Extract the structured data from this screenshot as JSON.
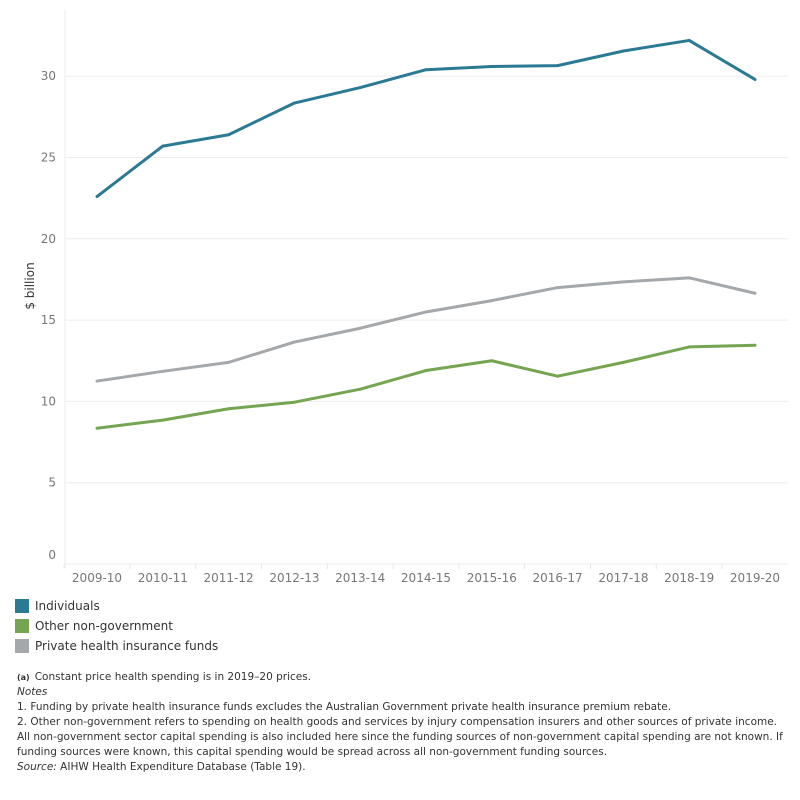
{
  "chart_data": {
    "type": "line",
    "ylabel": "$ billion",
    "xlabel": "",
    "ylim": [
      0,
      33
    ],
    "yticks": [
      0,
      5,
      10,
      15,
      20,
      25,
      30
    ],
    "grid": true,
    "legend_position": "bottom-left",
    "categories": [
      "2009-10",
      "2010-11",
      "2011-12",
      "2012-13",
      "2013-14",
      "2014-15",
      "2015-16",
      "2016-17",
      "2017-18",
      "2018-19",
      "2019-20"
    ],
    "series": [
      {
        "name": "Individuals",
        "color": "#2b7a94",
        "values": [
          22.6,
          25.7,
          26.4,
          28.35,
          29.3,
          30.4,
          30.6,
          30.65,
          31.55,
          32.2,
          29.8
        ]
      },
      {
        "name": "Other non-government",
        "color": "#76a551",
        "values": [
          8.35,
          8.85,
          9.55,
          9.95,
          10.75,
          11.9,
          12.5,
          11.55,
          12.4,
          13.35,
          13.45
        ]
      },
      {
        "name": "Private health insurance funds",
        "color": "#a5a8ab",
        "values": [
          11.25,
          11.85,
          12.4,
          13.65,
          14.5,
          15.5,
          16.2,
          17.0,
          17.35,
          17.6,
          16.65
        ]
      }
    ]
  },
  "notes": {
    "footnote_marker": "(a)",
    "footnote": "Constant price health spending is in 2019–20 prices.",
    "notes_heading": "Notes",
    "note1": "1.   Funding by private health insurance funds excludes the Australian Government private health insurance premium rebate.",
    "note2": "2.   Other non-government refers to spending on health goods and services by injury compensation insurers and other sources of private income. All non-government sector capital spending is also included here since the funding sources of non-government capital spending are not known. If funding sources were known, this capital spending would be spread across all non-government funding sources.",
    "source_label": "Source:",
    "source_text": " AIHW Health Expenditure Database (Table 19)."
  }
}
────────────────────
Instruction ▸ Reproduce the full listing above verbatim, with no pictures included.

Exercise output ▸
Extract the structured data from this screenshot as JSON.
{
  "chart_data": {
    "type": "line",
    "ylabel": "$ billion",
    "xlabel": "",
    "ylim": [
      0,
      33
    ],
    "yticks": [
      0,
      5,
      10,
      15,
      20,
      25,
      30
    ],
    "grid": true,
    "legend_position": "bottom-left",
    "categories": [
      "2009-10",
      "2010-11",
      "2011-12",
      "2012-13",
      "2013-14",
      "2014-15",
      "2015-16",
      "2016-17",
      "2017-18",
      "2018-19",
      "2019-20"
    ],
    "series": [
      {
        "name": "Individuals",
        "color": "#2b7a94",
        "values": [
          22.6,
          25.7,
          26.4,
          28.35,
          29.3,
          30.4,
          30.6,
          30.65,
          31.55,
          32.2,
          29.8
        ]
      },
      {
        "name": "Other non-government",
        "color": "#76a551",
        "values": [
          8.35,
          8.85,
          9.55,
          9.95,
          10.75,
          11.9,
          12.5,
          11.55,
          12.4,
          13.35,
          13.45
        ]
      },
      {
        "name": "Private health insurance funds",
        "color": "#a5a8ab",
        "values": [
          11.25,
          11.85,
          12.4,
          13.65,
          14.5,
          15.5,
          16.2,
          17.0,
          17.35,
          17.6,
          16.65
        ]
      }
    ]
  },
  "notes": {
    "footnote_marker": "(a)",
    "footnote": "Constant price health spending is in 2019–20 prices.",
    "notes_heading": "Notes",
    "note1": "1.   Funding by private health insurance funds excludes the Australian Government private health insurance premium rebate.",
    "note2": "2.   Other non-government refers to spending on health goods and services by injury compensation insurers and other sources of private income. All non-government sector capital spending is also included here since the funding sources of non-government capital spending are not known. If funding sources were known, this capital spending would be spread across all non-government funding sources.",
    "source_label": "Source:",
    "source_text": " AIHW Health Expenditure Database (Table 19)."
  }
}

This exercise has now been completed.